● Work instructions: All of the data should be output character for character, except the pictures.

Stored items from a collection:
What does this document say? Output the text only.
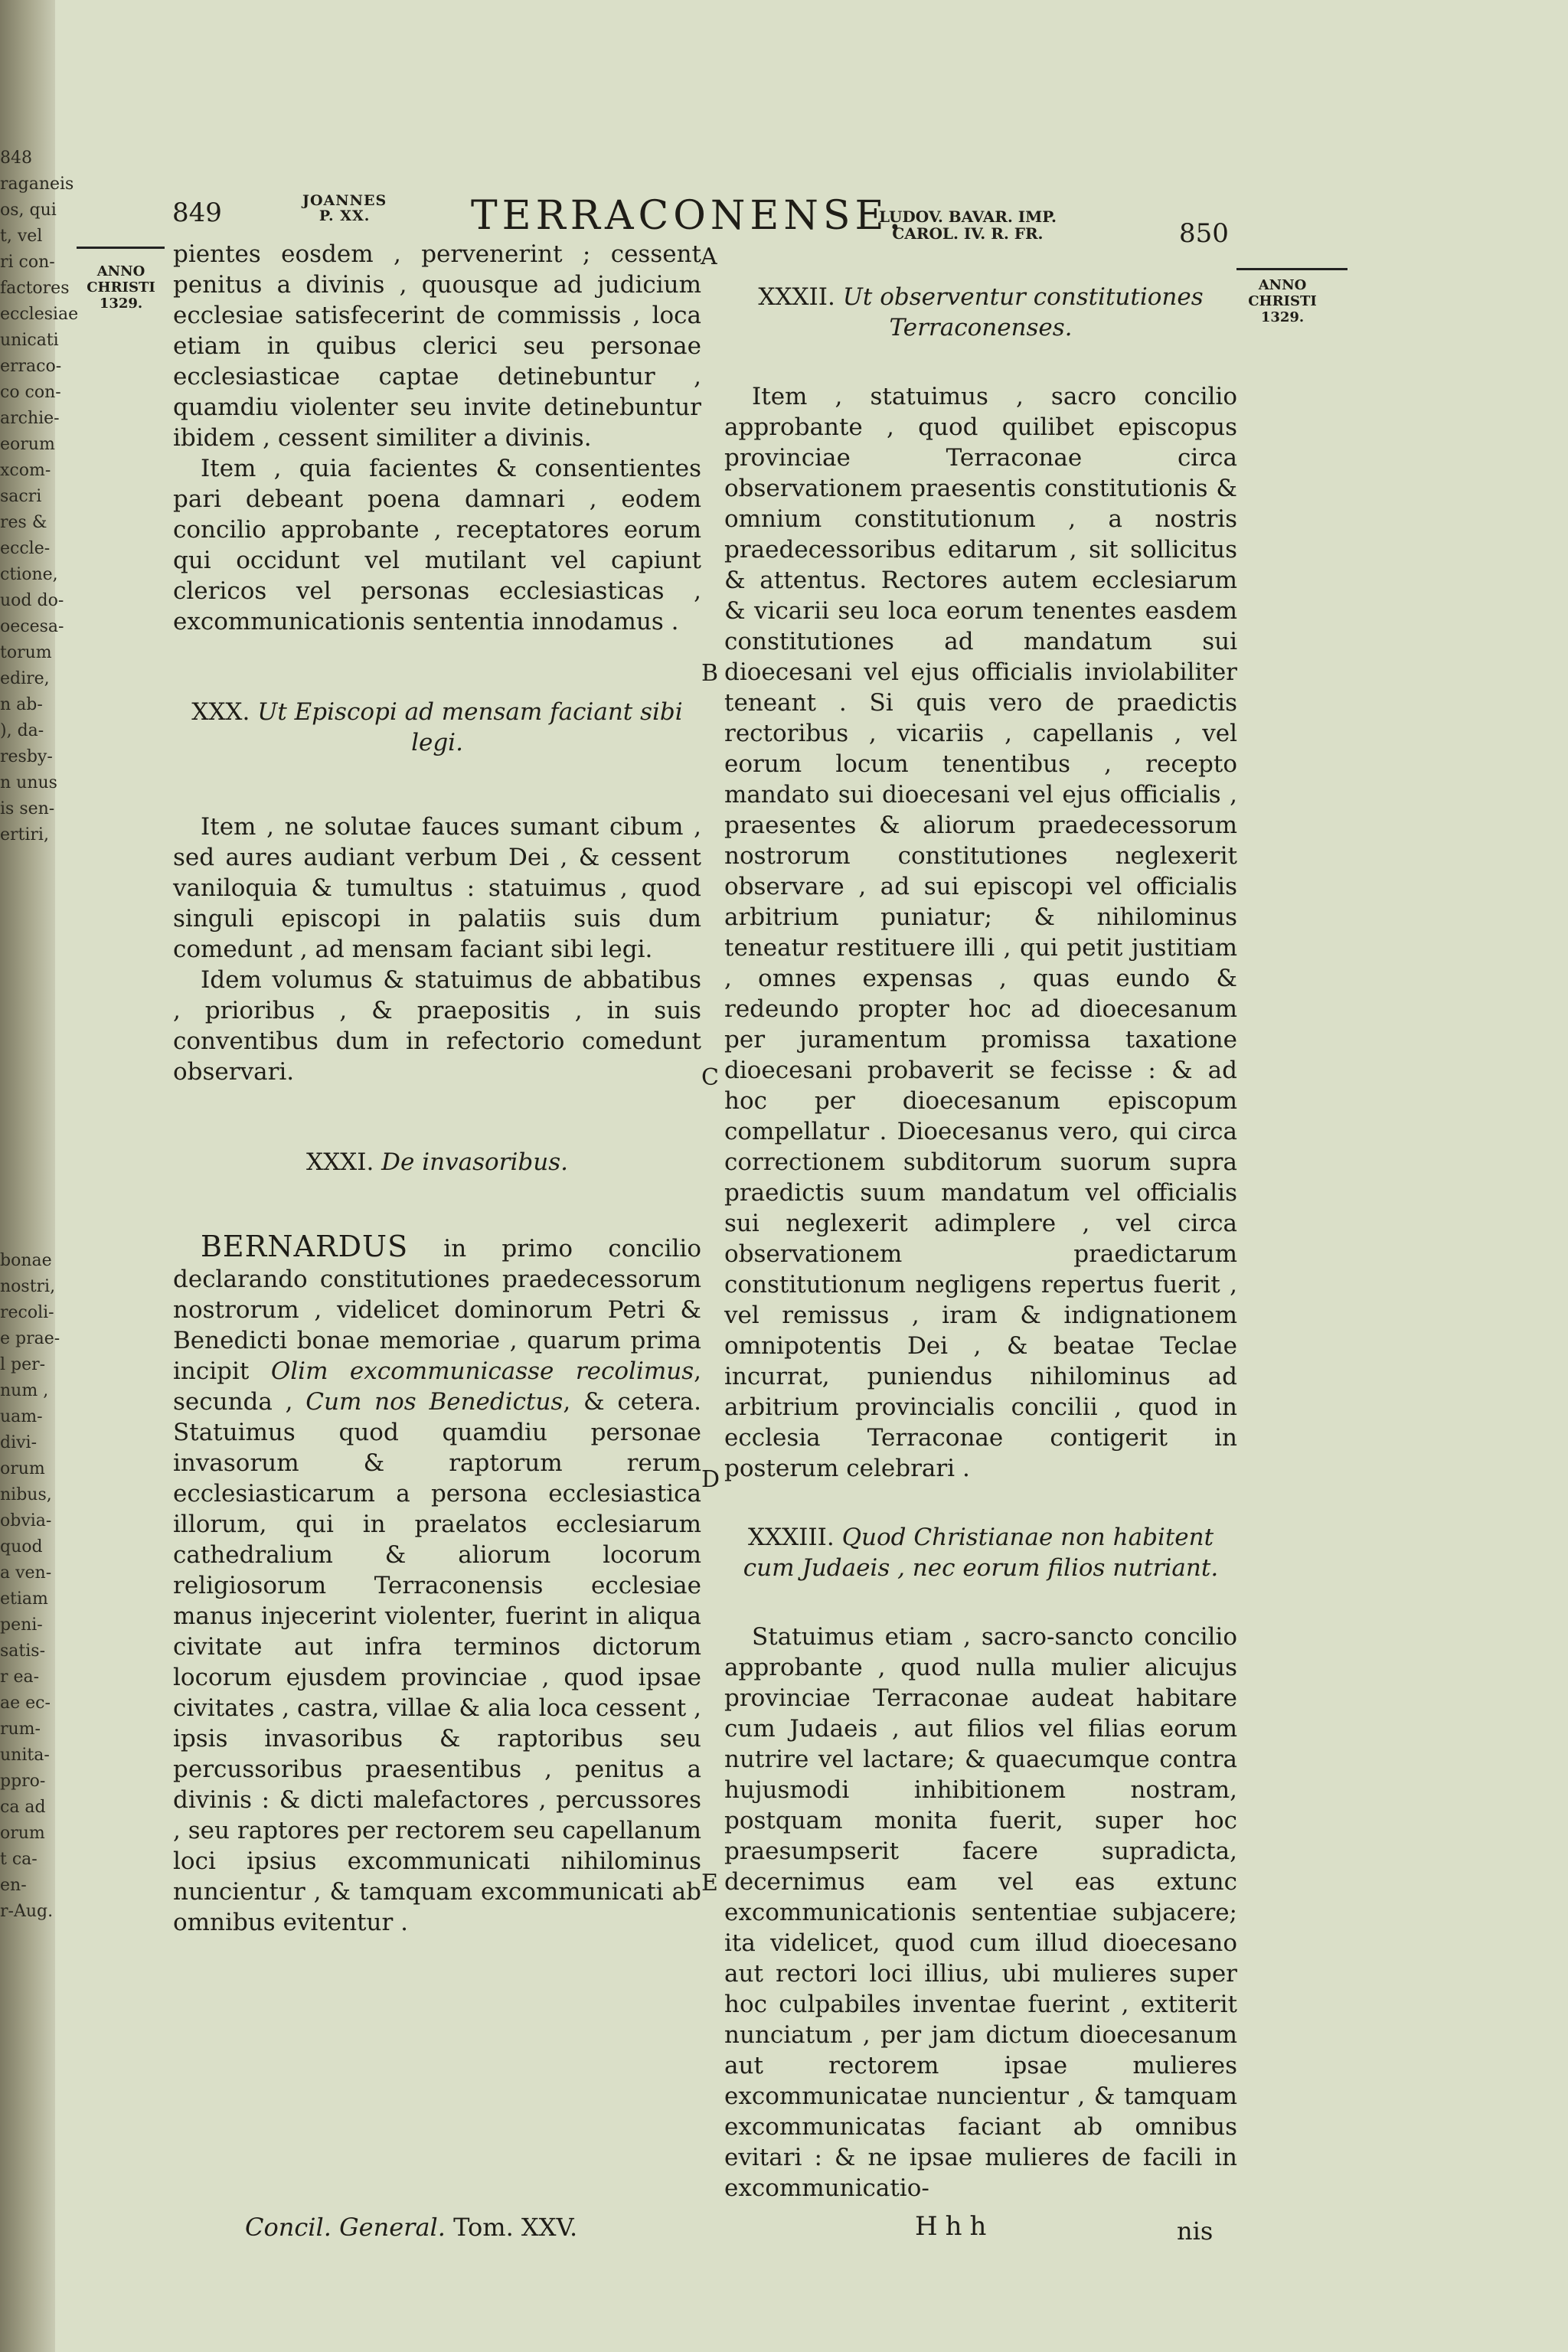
848
raganeis
os, qui
t, vel
ri con-
factores
ecclesiae
unicati
erraco-
co con-
archie-
eorum
xcom-
sacri
res &
eccle-
ctione,
uod do-
oecesa-
torum
edire,
n ab-
), da-
resby-
n unus
is sen-
ertiri,
bonae
nostri,
recoli-
e prae-
l per-
num ,
uam-
divi-
orum
nibus,
obvia-
quod
a ven-
etiam
peni-
satis-
r ea-
ae ec-
rum-
unita-
ppro-
ca ad
orum
t ca-
en-
r-Aug.
849	JOANNES
P. XX.	TERRACONENSE.
LUDOV. BAVAR. IMP.
CAROL. IV. R. FR.	850
ANNO
CHRISTI
1329.
ANNO
CHRISTI
1329.

pientes eosdem , pervenerint ; cessent penitus a divinis , quousque ad judicium ecclesiae satisfecerint de commissis , loca etiam in quibus clerici seu personae ecclesiasticae captae detinebuntur , quamdiu violenter seu invite detinebuntur ibidem , cessent similiter a divinis.

Item , quia facientes & consentientes pari debeant poena damnari , eodem concilio approbante , receptatores eorum qui occidunt vel mutilant vel capiunt clericos vel personas ecclesiasticas , excommunicationis sententia innodamus .

XXX. Ut Episcopi ad mensam faciant sibi legi.

Item , ne solutae fauces sumant cibum , sed aures audiant verbum Dei , & cessent vaniloquia & tumultus : statuimus , quod singuli episcopi in palatiis suis dum comedunt , ad mensam faciant sibi legi.

Idem volumus & statuimus de abbatibus , prioribus , & praepositis , in suis conventibus dum in refectorio comedunt observari.

XXXI. De invasoribus.

BERNARDUS in primo concilio declarando constitutiones praedecessorum nostrorum , videlicet dominorum Petri & Benedicti bonae memoriae , quarum prima incipit Olim excommunicasse recolimus, secunda , Cum nos Benedictus, & cetera. Statuimus quod quamdiu personae invasorum & raptorum rerum ecclesiasticarum a persona ecclesiastica illorum, qui in praelatos ecclesiarum cathedralium & aliorum locorum religiosorum Terraconensis ecclesiae manus injecerint violenter, fuerint in aliqua civitate aut infra terminos dictorum locorum ejusdem provinciae , quod ipsae civitates , castra, villae & alia loca cessent , ipsis invasoribus & raptoribus seu percussoribus praesentibus , penitus a divinis : & dicti malefactores , percussores , seu raptores per rectorem seu capellanum loci ipsius excommunicati nihilominus nuncientur , & tamquam excommunicati ab omnibus evitentur .

XXXII. Ut observentur constitutiones Terraconenses.

Item , statuimus , sacro concilio approbante , quod quilibet episcopus provinciae Terraconae circa observationem praesentis constitutionis & omnium constitutionum , a nostris praedecessoribus editarum , sit sollicitus & attentus. Rectores autem ecclesiarum & vicarii seu loca eorum tenentes easdem constitutiones ad mandatum sui dioecesani vel ejus officialis inviolabiliter teneant . Si quis vero de praedictis rectoribus , vicariis , capellanis , vel eorum locum tenentibus , recepto mandato sui dioecesani vel ejus officialis , praesentes & aliorum praedecessorum nostrorum constitutiones neglexerit observare , ad sui episcopi vel officialis arbitrium puniatur; & nihilominus teneatur restituere illi , qui petit justitiam , omnes expensas , quas eundo & redeundo propter hoc ad dioecesanum per juramentum promissa taxatione dioecesani probaverit se fecisse : & ad hoc per dioecesanum episcopum compellatur . Dioecesanus vero, qui circa correctionem subditorum suorum supra praedictis suum mandatum vel officialis sui neglexerit adimplere , vel circa observationem praedictarum constitutionum negligens repertus fuerit , vel remissus , iram & indignationem omnipotentis Dei , & beatae Teclae incurrat, puniendus nihilominus ad arbitrium provincialis concilii , quod in ecclesia Terraconae contigerit in posterum celebrari .

XXXIII. Quod Christianae non habitent cum Judaeis , nec eorum filios nutriant.

Statuimus etiam , sacro-sancto concilio approbante , quod nulla mulier alicujus provinciae Terraconae audeat habitare cum Judaeis , aut filios vel filias eorum nutrire vel lactare; & quaecumque contra hujusmodi inhibitionem nostram, postquam monita fuerit, super hoc praesumpserit facere supradicta, decernimus eam vel eas extunc excommunicationis sententiae subjacere; ita videlicet, quod cum illud dioecesano aut rectori loci illius, ubi mulieres super hoc culpabiles inventae fuerint , extiterit nunciatum , per jam dictum dioecesanum aut rectorem ipsae mulieres excommunicatae nuncientur , & tamquam excommunicatas faciant ab omnibus evitari : & ne ipsae mulieres de facili in excommunicatio-

A
B
C
D
E
Concil. General. Tom. XXV.	Hhh	nis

● Task output:
What does this document say? Output the text only.
848
raganeis
os, qui
t, vel
ri con-
factores
ecclesiae
unicati
erraco-
co con-
archie-
eorum
xcom-
sacri
res &
eccle-
ctione,
uod do-
oecesa-
torum
edire,
n ab-
), da-
resby-
n unus
is sen-
ertiri,
bonae
nostri,
recoli-
e prae-
l per-
num ,
uam-
divi-
orum
nibus,
obvia-
quod
a ven-
etiam
peni-
satis-
r ea-
ae ec-
rum-
unita-
ppro-
ca ad
orum
t ca-
en-
r-Aug.
849	JOANNES
P. XX.	TERRACONENSE.
LUDOV. BAVAR. IMP.
CAROL. IV. R. FR.	850
ANNO
CHRISTI
1329.
ANNO
CHRISTI
1329.

pientes eosdem , pervenerint ; cessent penitus a divinis , quousque ad judicium ecclesiae satisfecerint de commissis , loca etiam in quibus clerici seu personae ecclesiasticae captae detinebuntur , quamdiu violenter seu invite detinebuntur ibidem , cessent similiter a divinis.

Item , quia facientes & consentientes pari debeant poena damnari , eodem concilio approbante , receptatores eorum qui occidunt vel mutilant vel capiunt clericos vel personas ecclesiasticas , excommunicationis sententia innodamus .

XXX. Ut Episcopi ad mensam faciant sibi legi.

Item , ne solutae fauces sumant cibum , sed aures audiant verbum Dei , & cessent vaniloquia & tumultus : statuimus , quod singuli episcopi in palatiis suis dum comedunt , ad mensam faciant sibi legi.

Idem volumus & statuimus de abbatibus , prioribus , & praepositis , in suis conventibus dum in refectorio comedunt observari.

XXXI. De invasoribus.

BERNARDUS in primo concilio declarando constitutiones praedecessorum nostrorum , videlicet dominorum Petri & Benedicti bonae memoriae , quarum prima incipit Olim excommunicasse recolimus, secunda , Cum nos Benedictus, & cetera. Statuimus quod quamdiu personae invasorum & raptorum rerum ecclesiasticarum a persona ecclesiastica illorum, qui in praelatos ecclesiarum cathedralium & aliorum locorum religiosorum Terraconensis ecclesiae manus injecerint violenter, fuerint in aliqua civitate aut infra terminos dictorum locorum ejusdem provinciae , quod ipsae civitates , castra, villae & alia loca cessent , ipsis invasoribus & raptoribus seu percussoribus praesentibus , penitus a divinis : & dicti malefactores , percussores , seu raptores per rectorem seu capellanum loci ipsius excommunicati nihilominus nuncientur , & tamquam excommunicati ab omnibus evitentur .

XXXII. Ut observentur constitutiones Terraconenses.

Item , statuimus , sacro concilio approbante , quod quilibet episcopus provinciae Terraconae circa observationem praesentis constitutionis & omnium constitutionum , a nostris praedecessoribus editarum , sit sollicitus & attentus. Rectores autem ecclesiarum & vicarii seu loca eorum tenentes easdem constitutiones ad mandatum sui dioecesani vel ejus officialis inviolabiliter teneant . Si quis vero de praedictis rectoribus , vicariis , capellanis , vel eorum locum tenentibus , recepto mandato sui dioecesani vel ejus officialis , praesentes & aliorum praedecessorum nostrorum constitutiones neglexerit observare , ad sui episcopi vel officialis arbitrium puniatur; & nihilominus teneatur restituere illi , qui petit justitiam , omnes expensas , quas eundo & redeundo propter hoc ad dioecesanum per juramentum promissa taxatione dioecesani probaverit se fecisse : & ad hoc per dioecesanum episcopum compellatur . Dioecesanus vero, qui circa correctionem subditorum suorum supra praedictis suum mandatum vel officialis sui neglexerit adimplere , vel circa observationem praedictarum constitutionum negligens repertus fuerit , vel remissus , iram & indignationem omnipotentis Dei , & beatae Teclae incurrat, puniendus nihilominus ad arbitrium provincialis concilii , quod in ecclesia Terraconae contigerit in posterum celebrari .

XXXIII. Quod Christianae non habitent cum Judaeis , nec eorum filios nutriant.

Statuimus etiam , sacro-sancto concilio approbante , quod nulla mulier alicujus provinciae Terraconae audeat habitare cum Judaeis , aut filios vel filias eorum nutrire vel lactare; & quaecumque contra hujusmodi inhibitionem nostram, postquam monita fuerit, super hoc praesumpserit facere supradicta, decernimus eam vel eas extunc excommunicationis sententiae subjacere; ita videlicet, quod cum illud dioecesano aut rectori loci illius, ubi mulieres super hoc culpabiles inventae fuerint , extiterit nunciatum , per jam dictum dioecesanum aut rectorem ipsae mulieres excommunicatae nuncientur , & tamquam excommunicatas faciant ab omnibus evitari : & ne ipsae mulieres de facili in excommunicatio-

A
B
C
D
E
Concil. General. Tom. XXV.	Hhh	nis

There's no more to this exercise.